Write out every record in full, exactly as written, please.

● DATA TO EXAMINE
-- Opening Marker --

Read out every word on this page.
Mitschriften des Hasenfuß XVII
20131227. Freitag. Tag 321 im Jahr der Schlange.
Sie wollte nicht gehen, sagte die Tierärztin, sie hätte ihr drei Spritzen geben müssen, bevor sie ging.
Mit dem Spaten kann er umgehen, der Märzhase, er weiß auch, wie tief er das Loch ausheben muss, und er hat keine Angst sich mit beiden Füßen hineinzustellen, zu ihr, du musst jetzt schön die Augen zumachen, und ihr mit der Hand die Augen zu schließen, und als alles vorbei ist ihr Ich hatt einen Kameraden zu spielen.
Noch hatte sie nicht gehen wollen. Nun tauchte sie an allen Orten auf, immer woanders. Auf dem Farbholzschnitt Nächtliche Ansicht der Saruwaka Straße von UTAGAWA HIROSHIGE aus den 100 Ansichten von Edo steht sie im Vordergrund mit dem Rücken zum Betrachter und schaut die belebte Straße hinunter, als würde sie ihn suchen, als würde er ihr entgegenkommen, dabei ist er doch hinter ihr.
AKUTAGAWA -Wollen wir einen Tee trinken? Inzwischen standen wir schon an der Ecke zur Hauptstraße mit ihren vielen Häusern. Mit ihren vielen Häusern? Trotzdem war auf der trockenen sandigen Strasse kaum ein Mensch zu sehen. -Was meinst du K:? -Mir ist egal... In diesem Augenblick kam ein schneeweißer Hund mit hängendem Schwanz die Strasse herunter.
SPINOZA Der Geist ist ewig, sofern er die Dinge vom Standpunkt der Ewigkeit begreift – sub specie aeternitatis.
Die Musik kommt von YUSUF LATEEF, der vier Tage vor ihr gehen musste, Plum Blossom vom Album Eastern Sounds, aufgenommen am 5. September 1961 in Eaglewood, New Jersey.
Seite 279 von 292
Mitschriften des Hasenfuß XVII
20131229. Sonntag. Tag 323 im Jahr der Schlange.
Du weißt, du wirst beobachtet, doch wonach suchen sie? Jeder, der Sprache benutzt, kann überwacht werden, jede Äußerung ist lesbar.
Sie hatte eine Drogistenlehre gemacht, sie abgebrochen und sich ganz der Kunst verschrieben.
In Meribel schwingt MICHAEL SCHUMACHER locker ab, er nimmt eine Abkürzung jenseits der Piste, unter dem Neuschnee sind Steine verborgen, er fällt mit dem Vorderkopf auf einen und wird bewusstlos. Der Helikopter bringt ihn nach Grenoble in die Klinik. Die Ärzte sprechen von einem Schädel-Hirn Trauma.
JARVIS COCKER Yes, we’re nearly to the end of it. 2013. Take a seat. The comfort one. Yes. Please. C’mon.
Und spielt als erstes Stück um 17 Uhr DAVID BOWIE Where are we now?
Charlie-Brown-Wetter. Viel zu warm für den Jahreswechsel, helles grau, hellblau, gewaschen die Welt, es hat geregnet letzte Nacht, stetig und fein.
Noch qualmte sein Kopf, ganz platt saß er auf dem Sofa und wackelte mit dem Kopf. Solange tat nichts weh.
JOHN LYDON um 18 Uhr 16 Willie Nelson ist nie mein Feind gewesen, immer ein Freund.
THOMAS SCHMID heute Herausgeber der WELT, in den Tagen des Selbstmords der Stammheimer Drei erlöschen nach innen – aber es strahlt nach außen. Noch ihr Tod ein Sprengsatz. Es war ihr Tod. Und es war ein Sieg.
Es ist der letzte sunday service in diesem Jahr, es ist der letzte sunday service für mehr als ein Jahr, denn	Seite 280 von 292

-- Closing Marker --

● SOLUTION TO THIS PROBLEM
Read out every word on this page.
Mitschriften des Hasenfuß XVII
20131227. Freitag. Tag 321 im Jahr der Schlange.
Sie wollte nicht gehen, sagte die Tierärztin, sie hätte ihr drei Spritzen geben müssen, bevor sie ging.
Mit dem Spaten kann er umgehen, der Märzhase, er weiß auch, wie tief er das Loch ausheben muss, und er hat keine Angst sich mit beiden Füßen hineinzustellen, zu ihr, du musst jetzt schön die Augen zumachen, und ihr mit der Hand die Augen zu schließen, und als alles vorbei ist ihr Ich hatt einen Kameraden zu spielen.
Noch hatte sie nicht gehen wollen. Nun tauchte sie an allen Orten auf, immer woanders. Auf dem Farbholzschnitt Nächtliche Ansicht der Saruwaka Straße von UTAGAWA HIROSHIGE aus den 100 Ansichten von Edo steht sie im Vordergrund mit dem Rücken zum Betrachter und schaut die belebte Straße hinunter, als würde sie ihn suchen, als würde er ihr entgegenkommen, dabei ist er doch hinter ihr.
AKUTAGAWA -Wollen wir einen Tee trinken? Inzwischen standen wir schon an der Ecke zur Hauptstraße mit ihren vielen Häusern. Mit ihren vielen Häusern? Trotzdem war auf der trockenen sandigen Strasse kaum ein Mensch zu sehen. -Was meinst du K:? -Mir ist egal... In diesem Augenblick kam ein schneeweißer Hund mit hängendem Schwanz die Strasse herunter.
SPINOZA Der Geist ist ewig, sofern er die Dinge vom Standpunkt der Ewigkeit begreift – sub specie aeternitatis.
Die Musik kommt von YUSUF LATEEF, der vier Tage vor ihr gehen musste, Plum Blossom vom Album Eastern Sounds, aufgenommen am 5. September 1961 in Eaglewood, New Jersey.
Seite 279 von 292
Mitschriften des Hasenfuß XVII
20131229. Sonntag. Tag 323 im Jahr der Schlange.
Du weißt, du wirst beobachtet, doch wonach suchen sie? Jeder, der Sprache benutzt, kann überwacht werden, jede Äußerung ist lesbar.
Sie hatte eine Drogistenlehre gemacht, sie abgebrochen und sich ganz der Kunst verschrieben.
In Meribel schwingt MICHAEL SCHUMACHER locker ab, er nimmt eine Abkürzung jenseits der Piste, unter dem Neuschnee sind Steine verborgen, er fällt mit dem Vorderkopf auf einen und wird bewusstlos. Der Helikopter bringt ihn nach Grenoble in die Klinik. Die Ärzte sprechen von einem Schädel-Hirn Trauma.
JARVIS COCKER Yes, we’re nearly to the end of it. 2013. Take a seat. The comfort one. Yes. Please. C’mon.
Und spielt als erstes Stück um 17 Uhr DAVID BOWIE Where are we now?
Charlie-Brown-Wetter. Viel zu warm für den Jahreswechsel, helles grau, hellblau, gewaschen die Welt, es hat geregnet letzte Nacht, stetig und fein.
Noch qualmte sein Kopf, ganz platt saß er auf dem Sofa und wackelte mit dem Kopf. Solange tat nichts weh.
JOHN LYDON um 18 Uhr 16 Willie Nelson ist nie mein Feind gewesen, immer ein Freund.
THOMAS SCHMID heute Herausgeber der WELT, in den Tagen des Selbstmords der Stammheimer Drei erlöschen nach innen – aber es strahlt nach außen. Noch ihr Tod ein Sprengsatz. Es war ihr Tod. Und es war ein Sieg.
Es ist der letzte sunday service in diesem Jahr, es ist der letzte sunday service für mehr als ein Jahr, denn	Seite 280 von 292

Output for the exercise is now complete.